◆ **WRITTEN PROBLEM**
Can you find the lines of the listing that include "color" and copy every one?

(Items listed in a dataset)

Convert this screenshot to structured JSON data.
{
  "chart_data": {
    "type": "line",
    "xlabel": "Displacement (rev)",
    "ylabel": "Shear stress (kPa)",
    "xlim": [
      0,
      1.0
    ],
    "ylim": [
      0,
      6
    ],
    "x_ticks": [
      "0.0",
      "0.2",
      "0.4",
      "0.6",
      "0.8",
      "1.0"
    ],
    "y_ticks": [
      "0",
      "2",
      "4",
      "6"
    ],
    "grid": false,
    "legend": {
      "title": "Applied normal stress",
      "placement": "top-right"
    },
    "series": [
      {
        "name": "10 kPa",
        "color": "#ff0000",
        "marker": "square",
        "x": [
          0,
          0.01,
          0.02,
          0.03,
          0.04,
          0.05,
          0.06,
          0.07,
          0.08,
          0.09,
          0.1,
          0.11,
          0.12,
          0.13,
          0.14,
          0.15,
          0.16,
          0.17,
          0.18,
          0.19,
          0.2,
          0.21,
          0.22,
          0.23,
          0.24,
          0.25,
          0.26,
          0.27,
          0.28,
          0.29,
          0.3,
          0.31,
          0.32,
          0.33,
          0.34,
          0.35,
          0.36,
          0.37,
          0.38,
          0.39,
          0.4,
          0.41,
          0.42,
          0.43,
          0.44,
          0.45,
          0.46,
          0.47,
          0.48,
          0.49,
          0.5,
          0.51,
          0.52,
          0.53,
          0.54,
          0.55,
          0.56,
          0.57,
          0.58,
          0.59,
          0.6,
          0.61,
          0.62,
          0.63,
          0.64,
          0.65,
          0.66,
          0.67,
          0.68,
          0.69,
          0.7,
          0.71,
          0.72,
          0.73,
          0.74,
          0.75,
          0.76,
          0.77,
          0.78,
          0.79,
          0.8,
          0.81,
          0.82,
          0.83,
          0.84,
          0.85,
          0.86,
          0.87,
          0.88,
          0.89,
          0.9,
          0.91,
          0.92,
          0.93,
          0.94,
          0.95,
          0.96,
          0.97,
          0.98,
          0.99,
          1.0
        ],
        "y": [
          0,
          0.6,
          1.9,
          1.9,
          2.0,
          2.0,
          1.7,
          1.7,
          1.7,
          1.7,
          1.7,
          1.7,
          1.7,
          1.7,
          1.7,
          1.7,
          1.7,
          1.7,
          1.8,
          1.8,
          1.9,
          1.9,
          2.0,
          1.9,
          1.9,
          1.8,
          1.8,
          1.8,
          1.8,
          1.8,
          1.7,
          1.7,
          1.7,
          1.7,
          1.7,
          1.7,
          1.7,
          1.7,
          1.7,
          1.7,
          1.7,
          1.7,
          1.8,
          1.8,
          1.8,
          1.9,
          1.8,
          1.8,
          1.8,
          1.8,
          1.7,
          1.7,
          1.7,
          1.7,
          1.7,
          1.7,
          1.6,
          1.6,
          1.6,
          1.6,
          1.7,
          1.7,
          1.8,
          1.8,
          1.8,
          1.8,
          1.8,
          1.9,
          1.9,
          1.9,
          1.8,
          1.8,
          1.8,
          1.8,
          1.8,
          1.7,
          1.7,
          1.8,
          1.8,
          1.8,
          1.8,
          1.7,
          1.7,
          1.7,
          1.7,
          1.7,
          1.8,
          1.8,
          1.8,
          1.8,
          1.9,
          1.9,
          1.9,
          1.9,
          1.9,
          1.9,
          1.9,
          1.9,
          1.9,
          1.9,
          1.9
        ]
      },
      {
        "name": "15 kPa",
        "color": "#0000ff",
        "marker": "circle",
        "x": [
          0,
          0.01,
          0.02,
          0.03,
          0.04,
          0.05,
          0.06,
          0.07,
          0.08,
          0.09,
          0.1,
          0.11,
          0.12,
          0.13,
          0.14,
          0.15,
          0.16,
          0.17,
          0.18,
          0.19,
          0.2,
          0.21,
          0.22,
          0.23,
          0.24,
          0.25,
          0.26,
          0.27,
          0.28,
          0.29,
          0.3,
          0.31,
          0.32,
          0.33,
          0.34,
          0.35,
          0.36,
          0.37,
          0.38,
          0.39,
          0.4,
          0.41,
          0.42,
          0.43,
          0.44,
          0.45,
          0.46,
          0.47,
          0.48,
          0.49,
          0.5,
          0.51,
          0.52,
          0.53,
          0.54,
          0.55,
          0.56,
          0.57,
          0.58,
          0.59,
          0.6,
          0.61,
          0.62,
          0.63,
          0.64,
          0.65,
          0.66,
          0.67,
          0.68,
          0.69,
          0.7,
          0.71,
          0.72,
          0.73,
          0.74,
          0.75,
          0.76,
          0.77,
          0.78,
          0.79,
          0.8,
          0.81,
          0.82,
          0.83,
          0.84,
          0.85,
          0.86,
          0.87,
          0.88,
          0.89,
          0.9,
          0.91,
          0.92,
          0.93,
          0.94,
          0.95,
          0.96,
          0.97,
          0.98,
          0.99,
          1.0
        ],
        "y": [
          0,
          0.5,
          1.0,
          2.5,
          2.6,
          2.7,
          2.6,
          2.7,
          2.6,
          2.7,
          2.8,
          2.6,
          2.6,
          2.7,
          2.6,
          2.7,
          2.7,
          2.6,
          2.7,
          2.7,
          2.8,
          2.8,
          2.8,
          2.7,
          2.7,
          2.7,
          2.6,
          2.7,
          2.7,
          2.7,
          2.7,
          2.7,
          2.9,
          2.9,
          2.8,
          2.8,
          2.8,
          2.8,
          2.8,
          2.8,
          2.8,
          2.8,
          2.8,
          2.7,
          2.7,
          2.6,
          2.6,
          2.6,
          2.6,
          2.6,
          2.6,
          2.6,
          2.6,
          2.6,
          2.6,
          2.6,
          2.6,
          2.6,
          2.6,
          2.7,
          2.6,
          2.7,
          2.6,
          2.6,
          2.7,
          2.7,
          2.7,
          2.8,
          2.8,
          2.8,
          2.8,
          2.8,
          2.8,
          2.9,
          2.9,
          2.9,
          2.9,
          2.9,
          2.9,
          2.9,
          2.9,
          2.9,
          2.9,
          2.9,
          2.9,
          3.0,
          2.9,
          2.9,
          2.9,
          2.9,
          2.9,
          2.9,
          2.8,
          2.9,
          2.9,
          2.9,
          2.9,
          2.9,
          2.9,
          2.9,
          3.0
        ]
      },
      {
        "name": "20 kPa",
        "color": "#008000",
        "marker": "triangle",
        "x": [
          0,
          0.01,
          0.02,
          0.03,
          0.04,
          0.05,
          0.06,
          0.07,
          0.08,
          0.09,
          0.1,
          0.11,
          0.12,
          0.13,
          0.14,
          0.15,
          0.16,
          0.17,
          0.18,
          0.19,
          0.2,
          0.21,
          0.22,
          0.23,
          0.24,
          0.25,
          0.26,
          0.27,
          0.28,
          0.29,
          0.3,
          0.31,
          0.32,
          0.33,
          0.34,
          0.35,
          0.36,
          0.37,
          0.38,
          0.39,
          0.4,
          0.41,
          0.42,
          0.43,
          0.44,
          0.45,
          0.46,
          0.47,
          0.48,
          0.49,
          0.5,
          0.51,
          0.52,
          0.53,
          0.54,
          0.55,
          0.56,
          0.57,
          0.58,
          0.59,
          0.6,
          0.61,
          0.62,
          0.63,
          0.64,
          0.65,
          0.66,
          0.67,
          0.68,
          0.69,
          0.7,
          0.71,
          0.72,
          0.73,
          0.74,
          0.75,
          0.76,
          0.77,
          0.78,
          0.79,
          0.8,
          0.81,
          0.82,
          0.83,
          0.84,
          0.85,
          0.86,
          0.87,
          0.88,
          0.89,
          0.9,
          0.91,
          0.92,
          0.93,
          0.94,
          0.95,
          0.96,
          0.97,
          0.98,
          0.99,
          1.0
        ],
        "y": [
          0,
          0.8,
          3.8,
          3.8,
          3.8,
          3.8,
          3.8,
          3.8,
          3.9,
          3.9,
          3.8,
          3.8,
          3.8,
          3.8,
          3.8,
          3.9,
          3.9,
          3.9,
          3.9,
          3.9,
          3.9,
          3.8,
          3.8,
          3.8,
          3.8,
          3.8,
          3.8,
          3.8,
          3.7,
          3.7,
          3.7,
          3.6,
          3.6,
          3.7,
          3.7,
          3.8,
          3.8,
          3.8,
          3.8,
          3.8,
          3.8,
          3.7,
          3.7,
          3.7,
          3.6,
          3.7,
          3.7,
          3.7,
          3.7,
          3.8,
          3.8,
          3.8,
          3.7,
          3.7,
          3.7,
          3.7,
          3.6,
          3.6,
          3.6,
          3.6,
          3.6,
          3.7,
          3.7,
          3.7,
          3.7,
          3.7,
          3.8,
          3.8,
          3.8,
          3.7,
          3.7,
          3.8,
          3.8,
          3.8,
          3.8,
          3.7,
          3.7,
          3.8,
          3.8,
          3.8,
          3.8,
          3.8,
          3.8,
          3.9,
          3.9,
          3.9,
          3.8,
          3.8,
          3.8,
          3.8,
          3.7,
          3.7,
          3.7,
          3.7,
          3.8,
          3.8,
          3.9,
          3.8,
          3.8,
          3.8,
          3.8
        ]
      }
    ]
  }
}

◆ **ANSWER**
        "color": "#ff0000",
        "color": "#0000ff",
        "color": "#008000",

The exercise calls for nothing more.